Dataset records:

──────────────────────────────

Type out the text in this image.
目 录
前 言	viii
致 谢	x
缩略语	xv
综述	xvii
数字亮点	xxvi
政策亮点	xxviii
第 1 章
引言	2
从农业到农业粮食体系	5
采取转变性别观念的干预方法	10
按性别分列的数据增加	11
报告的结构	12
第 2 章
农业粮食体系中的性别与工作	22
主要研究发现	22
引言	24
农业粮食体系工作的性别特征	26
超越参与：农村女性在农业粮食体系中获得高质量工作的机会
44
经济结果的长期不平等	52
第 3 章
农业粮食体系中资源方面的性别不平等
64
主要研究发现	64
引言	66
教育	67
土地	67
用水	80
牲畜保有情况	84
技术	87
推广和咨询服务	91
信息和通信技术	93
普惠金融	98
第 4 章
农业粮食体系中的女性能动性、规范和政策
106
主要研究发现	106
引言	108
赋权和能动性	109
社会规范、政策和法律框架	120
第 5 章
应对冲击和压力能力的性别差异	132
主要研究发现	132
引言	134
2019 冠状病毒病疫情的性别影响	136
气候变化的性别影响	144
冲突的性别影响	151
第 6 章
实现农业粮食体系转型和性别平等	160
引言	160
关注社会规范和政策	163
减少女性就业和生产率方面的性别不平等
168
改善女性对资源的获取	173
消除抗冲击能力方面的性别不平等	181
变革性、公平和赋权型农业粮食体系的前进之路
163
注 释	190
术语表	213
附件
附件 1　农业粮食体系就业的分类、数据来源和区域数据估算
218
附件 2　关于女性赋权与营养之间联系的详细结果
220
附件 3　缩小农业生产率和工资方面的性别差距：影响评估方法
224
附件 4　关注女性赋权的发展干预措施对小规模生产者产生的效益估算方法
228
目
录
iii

──────────────────────────────

_Problem details_.
Restate the records, all of them, precisely as written.

_Task result_.
Type out the text in this image.
目 录
前 言	viii
致 谢	x
缩略语	xv
综述	xvii
数字亮点	xxvi
政策亮点	xxviii
第 1 章
引言	2
从农业到农业粮食体系	5
采取转变性别观念的干预方法	10
按性别分列的数据增加	11
报告的结构	12
第 2 章
农业粮食体系中的性别与工作	22
主要研究发现	22
引言	24
农业粮食体系工作的性别特征	26
超越参与：农村女性在农业粮食体系中获得高质量工作的机会
44
经济结果的长期不平等	52
第 3 章
农业粮食体系中资源方面的性别不平等
64
主要研究发现	64
引言	66
教育	67
土地	67
用水	80
牲畜保有情况	84
技术	87
推广和咨询服务	91
信息和通信技术	93
普惠金融	98
第 4 章
农业粮食体系中的女性能动性、规范和政策
106
主要研究发现	106
引言	108
赋权和能动性	109
社会规范、政策和法律框架	120
第 5 章
应对冲击和压力能力的性别差异	132
主要研究发现	132
引言	134
2019 冠状病毒病疫情的性别影响	136
气候变化的性别影响	144
冲突的性别影响	151
第 6 章
实现农业粮食体系转型和性别平等	160
引言	160
关注社会规范和政策	163
减少女性就业和生产率方面的性别不平等
168
改善女性对资源的获取	173
消除抗冲击能力方面的性别不平等	181
变革性、公平和赋权型农业粮食体系的前进之路
163
注 释	190
术语表	213
附件
附件 1　农业粮食体系就业的分类、数据来源和区域数据估算
218
附件 2　关于女性赋权与营养之间联系的详细结果
220
附件 3　缩小农业生产率和工资方面的性别差距：影响评估方法
224
附件 4　关注女性赋权的发展干预措施对小规模生产者产生的效益估算方法
228
目
录
iii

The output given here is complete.